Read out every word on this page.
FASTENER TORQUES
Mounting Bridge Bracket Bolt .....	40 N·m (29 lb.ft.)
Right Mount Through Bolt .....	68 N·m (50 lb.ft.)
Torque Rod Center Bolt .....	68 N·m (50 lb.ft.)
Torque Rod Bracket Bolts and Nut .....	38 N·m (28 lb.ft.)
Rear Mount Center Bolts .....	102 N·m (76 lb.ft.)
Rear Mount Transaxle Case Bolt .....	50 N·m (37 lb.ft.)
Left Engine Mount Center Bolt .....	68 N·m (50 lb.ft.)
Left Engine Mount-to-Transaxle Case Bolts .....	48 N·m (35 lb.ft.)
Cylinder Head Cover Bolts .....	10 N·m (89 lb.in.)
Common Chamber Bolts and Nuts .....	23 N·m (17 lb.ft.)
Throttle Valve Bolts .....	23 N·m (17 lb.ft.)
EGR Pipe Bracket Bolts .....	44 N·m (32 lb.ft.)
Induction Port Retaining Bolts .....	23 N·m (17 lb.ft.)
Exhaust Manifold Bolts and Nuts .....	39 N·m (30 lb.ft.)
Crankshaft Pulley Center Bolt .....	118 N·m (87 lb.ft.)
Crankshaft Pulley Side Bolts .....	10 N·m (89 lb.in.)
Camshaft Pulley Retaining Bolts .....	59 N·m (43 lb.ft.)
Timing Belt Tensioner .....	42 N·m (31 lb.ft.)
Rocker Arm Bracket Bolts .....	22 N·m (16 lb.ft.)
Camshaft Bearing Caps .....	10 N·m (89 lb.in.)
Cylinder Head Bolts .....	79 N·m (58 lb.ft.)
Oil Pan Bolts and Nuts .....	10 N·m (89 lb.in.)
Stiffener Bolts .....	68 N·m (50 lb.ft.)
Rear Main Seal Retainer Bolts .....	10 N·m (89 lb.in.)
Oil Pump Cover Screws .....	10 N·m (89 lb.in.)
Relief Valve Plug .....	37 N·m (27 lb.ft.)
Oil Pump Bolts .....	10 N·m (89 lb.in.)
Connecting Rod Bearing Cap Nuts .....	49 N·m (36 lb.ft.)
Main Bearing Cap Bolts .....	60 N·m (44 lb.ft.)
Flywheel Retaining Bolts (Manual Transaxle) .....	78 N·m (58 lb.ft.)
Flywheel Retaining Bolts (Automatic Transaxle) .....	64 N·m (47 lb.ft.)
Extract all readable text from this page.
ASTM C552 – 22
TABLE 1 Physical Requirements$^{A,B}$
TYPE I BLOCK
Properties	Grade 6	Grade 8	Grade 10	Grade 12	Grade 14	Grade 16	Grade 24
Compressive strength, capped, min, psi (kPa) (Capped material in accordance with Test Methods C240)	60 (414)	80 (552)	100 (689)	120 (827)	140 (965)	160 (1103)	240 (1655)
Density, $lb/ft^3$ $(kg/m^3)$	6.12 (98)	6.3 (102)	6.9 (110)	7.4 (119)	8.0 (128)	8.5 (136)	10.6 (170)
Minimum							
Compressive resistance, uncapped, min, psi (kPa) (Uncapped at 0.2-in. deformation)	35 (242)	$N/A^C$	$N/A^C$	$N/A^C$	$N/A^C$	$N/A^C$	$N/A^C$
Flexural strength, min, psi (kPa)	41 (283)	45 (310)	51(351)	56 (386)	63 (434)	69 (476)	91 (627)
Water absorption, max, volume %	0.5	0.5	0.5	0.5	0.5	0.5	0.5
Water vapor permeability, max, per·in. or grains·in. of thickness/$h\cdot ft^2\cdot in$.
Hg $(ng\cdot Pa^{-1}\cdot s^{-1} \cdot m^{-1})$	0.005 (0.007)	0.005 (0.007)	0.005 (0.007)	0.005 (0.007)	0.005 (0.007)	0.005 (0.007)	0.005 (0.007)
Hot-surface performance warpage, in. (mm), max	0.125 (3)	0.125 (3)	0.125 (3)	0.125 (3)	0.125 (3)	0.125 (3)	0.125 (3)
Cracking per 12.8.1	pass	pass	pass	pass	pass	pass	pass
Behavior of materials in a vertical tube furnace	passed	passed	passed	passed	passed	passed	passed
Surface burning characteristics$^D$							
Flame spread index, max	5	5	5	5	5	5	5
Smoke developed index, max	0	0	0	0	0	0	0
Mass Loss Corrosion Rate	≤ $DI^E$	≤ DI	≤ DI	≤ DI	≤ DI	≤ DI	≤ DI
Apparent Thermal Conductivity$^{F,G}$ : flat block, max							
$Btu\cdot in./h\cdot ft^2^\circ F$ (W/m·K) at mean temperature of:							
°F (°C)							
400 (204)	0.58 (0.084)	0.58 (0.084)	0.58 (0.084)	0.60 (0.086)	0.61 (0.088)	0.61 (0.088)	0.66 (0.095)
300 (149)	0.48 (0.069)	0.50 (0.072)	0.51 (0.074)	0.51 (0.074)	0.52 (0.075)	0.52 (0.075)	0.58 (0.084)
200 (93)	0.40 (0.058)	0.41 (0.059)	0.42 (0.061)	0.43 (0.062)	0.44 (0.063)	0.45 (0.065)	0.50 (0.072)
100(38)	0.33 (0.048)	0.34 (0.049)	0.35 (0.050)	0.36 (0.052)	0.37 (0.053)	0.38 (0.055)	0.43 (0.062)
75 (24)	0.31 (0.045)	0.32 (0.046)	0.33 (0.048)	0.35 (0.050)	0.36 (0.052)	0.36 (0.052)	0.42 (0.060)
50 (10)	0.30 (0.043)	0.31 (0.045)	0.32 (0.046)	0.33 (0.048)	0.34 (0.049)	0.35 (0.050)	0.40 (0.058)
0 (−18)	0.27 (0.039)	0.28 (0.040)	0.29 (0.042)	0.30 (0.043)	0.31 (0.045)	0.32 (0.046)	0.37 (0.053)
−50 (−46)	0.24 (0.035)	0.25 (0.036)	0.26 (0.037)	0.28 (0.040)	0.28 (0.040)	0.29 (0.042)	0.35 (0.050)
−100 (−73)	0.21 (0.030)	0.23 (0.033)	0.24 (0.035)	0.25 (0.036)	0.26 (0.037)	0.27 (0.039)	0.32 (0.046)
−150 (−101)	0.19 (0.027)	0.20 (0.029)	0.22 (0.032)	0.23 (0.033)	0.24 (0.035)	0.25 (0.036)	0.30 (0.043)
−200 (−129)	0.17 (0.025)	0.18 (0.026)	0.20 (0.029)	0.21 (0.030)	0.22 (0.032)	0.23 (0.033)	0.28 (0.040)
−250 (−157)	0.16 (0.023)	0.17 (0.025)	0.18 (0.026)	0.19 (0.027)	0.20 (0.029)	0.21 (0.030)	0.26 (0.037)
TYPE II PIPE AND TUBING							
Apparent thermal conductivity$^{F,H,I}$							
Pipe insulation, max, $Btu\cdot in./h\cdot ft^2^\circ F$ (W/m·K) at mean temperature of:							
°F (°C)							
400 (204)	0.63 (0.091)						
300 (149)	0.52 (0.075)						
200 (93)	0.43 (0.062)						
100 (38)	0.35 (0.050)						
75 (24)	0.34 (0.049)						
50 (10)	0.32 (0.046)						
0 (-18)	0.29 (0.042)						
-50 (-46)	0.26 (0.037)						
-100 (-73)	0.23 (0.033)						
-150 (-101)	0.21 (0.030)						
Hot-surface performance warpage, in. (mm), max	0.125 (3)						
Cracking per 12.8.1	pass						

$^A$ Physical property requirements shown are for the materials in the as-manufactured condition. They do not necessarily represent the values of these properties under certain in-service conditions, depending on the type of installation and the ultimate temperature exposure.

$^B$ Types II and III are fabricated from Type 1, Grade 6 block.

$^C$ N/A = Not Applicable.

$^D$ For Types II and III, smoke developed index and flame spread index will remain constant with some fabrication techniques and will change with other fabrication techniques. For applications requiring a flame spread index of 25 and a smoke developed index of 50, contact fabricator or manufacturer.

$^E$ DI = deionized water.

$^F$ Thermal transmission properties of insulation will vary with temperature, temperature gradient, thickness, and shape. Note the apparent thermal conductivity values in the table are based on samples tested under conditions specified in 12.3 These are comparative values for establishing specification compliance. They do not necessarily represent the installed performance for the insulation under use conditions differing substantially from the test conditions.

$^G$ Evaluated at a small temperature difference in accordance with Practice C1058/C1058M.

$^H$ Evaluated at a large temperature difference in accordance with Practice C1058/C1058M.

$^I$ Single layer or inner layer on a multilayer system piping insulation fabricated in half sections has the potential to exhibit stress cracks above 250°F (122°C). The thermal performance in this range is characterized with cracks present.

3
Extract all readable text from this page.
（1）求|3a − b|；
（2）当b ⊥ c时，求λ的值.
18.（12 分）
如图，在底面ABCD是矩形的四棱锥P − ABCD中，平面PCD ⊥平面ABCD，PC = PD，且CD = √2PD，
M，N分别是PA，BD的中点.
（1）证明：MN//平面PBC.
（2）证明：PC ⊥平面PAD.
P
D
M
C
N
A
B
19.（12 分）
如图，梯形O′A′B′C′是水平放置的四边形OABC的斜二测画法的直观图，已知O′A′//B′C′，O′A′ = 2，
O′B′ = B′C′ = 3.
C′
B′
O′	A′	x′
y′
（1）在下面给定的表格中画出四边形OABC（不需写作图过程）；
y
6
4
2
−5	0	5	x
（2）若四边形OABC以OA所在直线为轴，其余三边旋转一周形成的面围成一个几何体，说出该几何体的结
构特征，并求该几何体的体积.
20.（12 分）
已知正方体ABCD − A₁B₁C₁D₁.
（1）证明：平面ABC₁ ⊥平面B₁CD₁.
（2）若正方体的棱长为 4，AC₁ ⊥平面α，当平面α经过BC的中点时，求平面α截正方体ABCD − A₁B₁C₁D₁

# # # #

Consider the entries above and return each line with the string "from".

Extract all readable text from this page.
$^B$ Types II and III are fabricated from Type 1, Grade 6 block.
$^F$ Thermal transmission properties of insulation will vary with temperature, temperature gradient, thickness, and shape. Note the apparent thermal conductivity values in the table are based on samples tested under conditions specified in 12.3 These are comparative values for establishing specification compliance. They do not necessarily represent the installed performance for the insulation under use conditions differing substantially from the test conditions.
Extract all readable text from this page.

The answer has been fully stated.